START Data lines
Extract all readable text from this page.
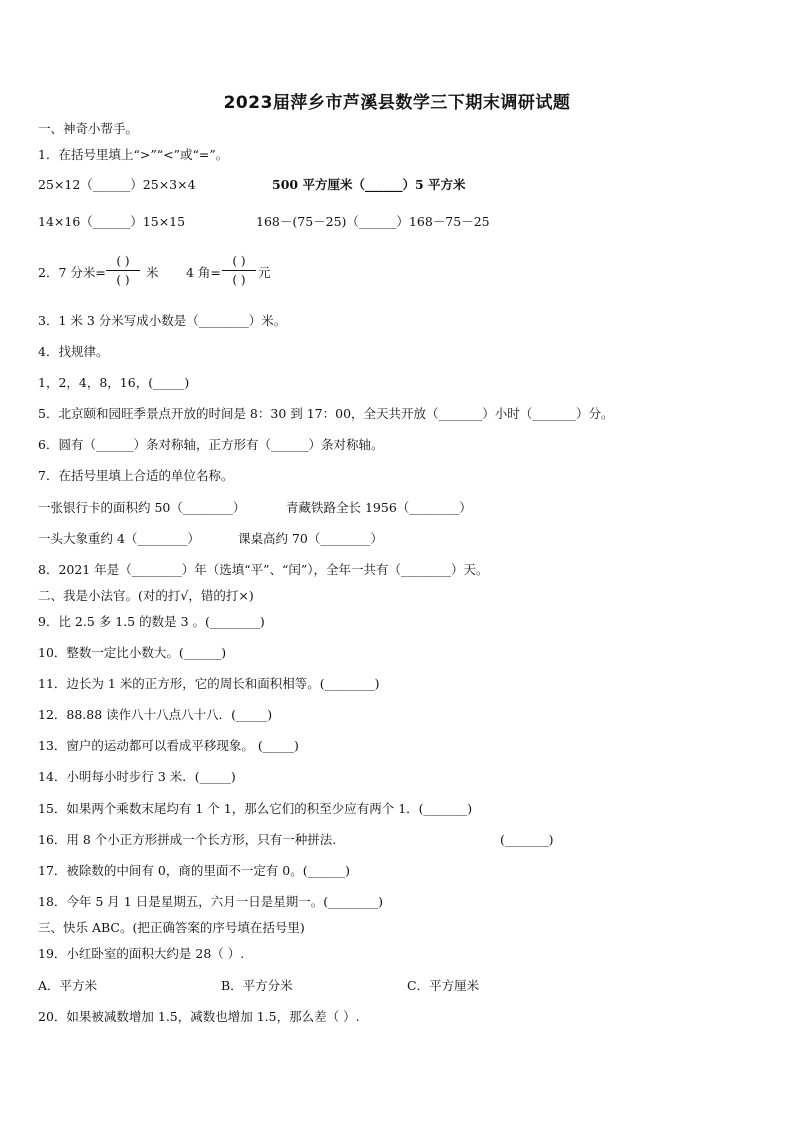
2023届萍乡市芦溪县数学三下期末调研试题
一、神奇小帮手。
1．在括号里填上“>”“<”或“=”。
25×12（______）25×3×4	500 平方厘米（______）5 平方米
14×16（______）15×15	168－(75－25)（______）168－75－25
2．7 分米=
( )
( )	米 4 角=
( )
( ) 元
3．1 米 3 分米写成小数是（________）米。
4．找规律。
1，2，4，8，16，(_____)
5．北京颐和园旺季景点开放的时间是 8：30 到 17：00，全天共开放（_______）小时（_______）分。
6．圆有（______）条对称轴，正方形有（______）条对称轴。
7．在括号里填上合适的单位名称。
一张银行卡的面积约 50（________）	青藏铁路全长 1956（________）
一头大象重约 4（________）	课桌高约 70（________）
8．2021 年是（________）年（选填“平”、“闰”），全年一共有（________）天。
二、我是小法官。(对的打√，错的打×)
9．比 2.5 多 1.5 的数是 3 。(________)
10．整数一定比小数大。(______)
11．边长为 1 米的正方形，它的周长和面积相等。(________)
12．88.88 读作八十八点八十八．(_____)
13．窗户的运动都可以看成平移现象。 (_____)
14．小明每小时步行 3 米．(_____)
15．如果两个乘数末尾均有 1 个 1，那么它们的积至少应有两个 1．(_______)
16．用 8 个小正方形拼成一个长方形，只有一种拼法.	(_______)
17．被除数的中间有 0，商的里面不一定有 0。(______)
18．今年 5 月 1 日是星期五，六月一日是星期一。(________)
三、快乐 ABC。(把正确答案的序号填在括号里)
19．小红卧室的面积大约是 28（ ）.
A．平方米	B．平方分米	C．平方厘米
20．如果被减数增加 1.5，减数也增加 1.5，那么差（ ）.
END Data lines
START Data lines
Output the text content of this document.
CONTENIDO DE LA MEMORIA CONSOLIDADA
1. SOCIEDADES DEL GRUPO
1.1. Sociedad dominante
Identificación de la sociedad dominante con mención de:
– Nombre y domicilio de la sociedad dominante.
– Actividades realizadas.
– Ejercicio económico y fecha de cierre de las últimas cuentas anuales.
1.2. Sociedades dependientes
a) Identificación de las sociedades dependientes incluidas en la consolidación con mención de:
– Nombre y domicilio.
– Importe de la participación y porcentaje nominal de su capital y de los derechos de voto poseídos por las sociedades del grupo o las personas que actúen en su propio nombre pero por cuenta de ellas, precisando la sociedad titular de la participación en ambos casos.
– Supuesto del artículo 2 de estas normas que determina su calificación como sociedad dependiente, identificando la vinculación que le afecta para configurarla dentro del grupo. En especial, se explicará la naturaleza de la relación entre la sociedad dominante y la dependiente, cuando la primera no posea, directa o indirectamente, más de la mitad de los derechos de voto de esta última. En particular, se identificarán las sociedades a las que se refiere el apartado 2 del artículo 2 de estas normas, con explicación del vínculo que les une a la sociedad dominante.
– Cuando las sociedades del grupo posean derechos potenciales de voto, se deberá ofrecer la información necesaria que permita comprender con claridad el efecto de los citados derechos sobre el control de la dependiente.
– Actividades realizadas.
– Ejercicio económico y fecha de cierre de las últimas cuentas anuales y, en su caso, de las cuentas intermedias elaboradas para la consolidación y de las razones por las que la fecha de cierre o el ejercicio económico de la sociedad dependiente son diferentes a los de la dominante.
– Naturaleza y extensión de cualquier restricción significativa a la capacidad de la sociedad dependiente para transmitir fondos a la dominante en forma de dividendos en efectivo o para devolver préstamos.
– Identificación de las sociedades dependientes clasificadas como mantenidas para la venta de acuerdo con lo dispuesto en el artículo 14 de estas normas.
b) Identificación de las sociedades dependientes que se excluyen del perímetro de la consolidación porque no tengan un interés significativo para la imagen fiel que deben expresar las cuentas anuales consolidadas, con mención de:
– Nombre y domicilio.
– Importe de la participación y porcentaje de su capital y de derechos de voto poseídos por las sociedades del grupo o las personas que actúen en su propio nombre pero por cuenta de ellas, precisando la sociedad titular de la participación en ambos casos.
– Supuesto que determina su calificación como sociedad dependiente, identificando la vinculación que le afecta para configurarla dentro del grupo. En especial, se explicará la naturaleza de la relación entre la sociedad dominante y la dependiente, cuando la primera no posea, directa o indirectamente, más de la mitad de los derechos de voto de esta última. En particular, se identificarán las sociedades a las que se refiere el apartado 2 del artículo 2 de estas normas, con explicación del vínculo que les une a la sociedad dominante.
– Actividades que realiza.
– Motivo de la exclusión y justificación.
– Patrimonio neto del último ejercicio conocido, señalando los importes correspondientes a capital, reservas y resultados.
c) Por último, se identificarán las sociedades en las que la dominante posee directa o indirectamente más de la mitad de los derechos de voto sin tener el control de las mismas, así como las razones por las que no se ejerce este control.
END Data lines
START Data lines
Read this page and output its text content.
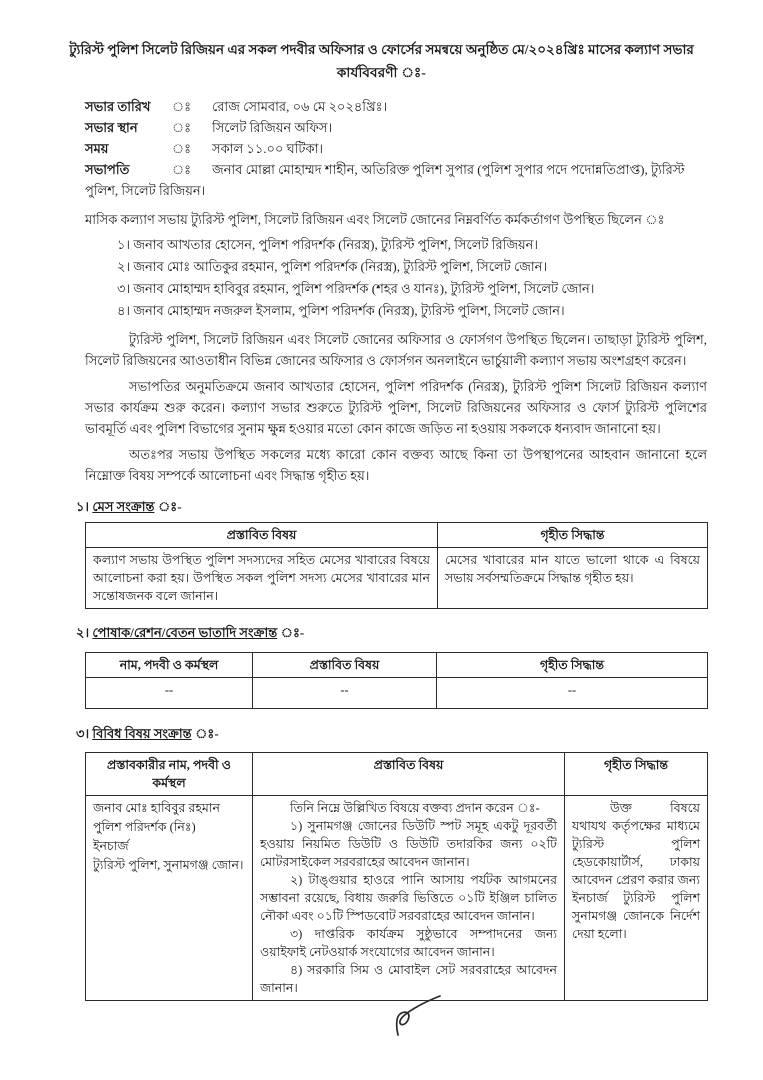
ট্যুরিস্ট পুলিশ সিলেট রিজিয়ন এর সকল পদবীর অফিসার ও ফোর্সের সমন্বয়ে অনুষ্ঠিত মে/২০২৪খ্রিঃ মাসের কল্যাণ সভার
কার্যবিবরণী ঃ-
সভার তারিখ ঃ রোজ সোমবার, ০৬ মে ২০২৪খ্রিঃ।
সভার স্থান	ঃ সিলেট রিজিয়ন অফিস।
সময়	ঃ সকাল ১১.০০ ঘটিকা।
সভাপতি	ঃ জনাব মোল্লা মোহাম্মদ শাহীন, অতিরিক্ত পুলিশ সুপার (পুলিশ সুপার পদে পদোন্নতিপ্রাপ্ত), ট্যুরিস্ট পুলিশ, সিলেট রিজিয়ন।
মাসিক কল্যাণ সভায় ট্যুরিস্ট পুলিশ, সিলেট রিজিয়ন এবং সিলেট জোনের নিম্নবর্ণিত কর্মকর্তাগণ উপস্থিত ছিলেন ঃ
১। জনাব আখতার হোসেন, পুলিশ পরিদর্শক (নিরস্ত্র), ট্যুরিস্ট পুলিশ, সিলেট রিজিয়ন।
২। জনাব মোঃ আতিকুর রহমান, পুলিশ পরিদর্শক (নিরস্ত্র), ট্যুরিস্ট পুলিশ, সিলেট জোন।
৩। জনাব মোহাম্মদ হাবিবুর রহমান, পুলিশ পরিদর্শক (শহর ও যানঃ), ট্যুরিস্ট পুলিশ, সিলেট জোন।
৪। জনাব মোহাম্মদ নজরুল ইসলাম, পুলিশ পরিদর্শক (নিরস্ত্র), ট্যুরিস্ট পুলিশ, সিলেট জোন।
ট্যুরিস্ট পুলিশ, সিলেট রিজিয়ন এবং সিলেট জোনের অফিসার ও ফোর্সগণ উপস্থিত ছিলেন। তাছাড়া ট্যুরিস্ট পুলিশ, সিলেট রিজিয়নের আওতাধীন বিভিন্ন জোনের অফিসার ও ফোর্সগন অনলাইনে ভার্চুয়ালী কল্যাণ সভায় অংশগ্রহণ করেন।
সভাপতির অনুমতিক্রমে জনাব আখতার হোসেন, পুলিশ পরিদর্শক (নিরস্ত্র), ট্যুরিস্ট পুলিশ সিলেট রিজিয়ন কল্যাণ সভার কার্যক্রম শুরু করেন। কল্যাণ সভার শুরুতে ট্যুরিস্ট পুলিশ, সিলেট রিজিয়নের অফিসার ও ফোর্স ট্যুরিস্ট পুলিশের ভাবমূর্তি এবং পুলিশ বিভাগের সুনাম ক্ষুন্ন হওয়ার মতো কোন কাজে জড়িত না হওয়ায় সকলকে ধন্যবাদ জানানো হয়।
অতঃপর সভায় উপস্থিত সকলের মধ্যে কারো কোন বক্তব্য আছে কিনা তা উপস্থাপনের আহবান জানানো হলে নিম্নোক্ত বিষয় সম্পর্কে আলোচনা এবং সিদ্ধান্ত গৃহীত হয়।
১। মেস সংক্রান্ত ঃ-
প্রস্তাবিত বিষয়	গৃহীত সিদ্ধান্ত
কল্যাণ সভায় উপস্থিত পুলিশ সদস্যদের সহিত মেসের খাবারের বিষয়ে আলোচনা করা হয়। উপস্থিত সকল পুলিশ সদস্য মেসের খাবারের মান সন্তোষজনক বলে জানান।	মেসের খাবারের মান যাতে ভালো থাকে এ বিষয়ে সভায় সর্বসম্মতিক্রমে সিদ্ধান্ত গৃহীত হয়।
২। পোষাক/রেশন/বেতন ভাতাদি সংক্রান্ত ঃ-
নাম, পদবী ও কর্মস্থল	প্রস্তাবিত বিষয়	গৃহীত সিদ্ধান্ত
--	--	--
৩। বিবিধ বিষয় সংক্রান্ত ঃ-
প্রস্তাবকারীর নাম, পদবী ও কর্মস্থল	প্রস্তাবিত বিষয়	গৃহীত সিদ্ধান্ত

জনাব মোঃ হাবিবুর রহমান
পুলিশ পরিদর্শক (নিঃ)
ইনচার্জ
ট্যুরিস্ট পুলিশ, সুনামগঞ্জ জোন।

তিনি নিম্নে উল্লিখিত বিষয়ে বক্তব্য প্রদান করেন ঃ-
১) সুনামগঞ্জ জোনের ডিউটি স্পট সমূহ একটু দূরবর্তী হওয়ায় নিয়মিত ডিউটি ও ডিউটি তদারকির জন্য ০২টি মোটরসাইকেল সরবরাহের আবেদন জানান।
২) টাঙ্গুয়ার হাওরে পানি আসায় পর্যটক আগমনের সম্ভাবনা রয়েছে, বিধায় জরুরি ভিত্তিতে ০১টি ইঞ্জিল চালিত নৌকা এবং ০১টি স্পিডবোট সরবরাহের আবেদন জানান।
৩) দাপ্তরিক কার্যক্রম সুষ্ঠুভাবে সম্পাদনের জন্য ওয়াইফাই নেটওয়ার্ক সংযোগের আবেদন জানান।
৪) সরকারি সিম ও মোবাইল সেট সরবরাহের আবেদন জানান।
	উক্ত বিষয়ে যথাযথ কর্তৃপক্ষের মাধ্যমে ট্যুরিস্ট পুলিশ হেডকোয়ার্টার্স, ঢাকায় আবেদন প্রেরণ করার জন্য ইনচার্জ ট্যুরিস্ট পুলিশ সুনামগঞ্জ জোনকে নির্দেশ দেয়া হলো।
END Data lines
Copy all lines from the entries that contain the word "precisando".

■ Solution to this task:
– Importe de la participación y porcentaje nominal de su capital y de los derechos de voto poseídos por las sociedades del grupo o las personas que actúen en su propio nombre pero por cuenta de ellas, precisando la sociedad titular de la participación en ambos casos.
– Importe de la participación y porcentaje de su capital y de derechos de voto poseídos por las sociedades del grupo o las personas que actúen en su propio nombre pero por cuenta de ellas, precisando la sociedad titular de la participación en ambos casos.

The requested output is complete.